**Exercise:**
Starting at the line that contains "Decode this image", restate each line word for word through the final line of the data, keeping both ends.

++++ Exercise data

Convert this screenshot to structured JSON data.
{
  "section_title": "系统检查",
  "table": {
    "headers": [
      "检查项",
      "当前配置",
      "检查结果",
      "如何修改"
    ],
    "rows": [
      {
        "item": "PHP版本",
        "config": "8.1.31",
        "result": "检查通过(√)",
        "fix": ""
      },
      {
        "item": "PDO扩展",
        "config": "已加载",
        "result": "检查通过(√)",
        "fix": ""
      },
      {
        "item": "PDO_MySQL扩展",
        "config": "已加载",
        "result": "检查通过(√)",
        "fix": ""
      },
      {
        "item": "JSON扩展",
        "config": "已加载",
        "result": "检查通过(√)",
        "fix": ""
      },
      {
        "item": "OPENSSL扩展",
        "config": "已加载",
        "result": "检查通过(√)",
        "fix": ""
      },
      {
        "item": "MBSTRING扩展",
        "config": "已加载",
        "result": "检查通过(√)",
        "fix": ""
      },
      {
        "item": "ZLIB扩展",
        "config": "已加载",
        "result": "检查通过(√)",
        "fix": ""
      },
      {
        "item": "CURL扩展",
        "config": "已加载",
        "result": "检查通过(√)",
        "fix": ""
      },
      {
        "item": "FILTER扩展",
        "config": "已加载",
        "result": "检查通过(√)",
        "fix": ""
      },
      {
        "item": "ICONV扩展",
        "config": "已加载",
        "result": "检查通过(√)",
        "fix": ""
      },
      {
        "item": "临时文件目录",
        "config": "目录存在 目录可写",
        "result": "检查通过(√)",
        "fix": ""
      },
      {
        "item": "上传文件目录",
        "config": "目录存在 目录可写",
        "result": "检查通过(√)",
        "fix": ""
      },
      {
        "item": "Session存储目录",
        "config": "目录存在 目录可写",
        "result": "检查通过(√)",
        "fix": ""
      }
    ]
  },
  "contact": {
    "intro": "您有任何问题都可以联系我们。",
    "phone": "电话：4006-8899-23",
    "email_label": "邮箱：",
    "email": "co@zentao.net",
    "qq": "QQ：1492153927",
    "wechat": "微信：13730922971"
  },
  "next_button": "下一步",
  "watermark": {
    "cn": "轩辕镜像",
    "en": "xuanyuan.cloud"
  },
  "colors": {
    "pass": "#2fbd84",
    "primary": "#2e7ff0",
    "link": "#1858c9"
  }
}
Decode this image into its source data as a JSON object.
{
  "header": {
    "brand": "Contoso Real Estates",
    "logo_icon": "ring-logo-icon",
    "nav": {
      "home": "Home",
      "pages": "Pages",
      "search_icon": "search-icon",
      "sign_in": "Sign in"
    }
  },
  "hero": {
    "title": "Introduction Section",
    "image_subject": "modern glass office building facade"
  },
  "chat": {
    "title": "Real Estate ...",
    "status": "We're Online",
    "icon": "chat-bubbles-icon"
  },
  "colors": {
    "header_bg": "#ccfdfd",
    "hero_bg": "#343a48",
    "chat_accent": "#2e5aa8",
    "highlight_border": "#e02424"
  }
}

++++++++

**Completed task:**
Decode this image into its source data as a JSON object.
{
  "header": {
    "brand": "Contoso Real Estates",
    "logo_icon": "ring-logo-icon",
    "nav": {
      "home": "Home",
      "pages": "Pages",
      "search_icon": "search-icon",
      "sign_in": "Sign in"
    }
  },
  "hero": {
    "title": "Introduction Section",
    "image_subject": "modern glass office building facade"
  },
  "chat": {
    "title": "Real Estate ...",
    "status": "We're Online",
    "icon": "chat-bubbles-icon"
  },
  "colors": {
    "header_bg": "#ccfdfd",
    "hero_bg": "#343a48",
    "chat_accent": "#2e5aa8",
    "highlight_border": "#e02424"
  }
}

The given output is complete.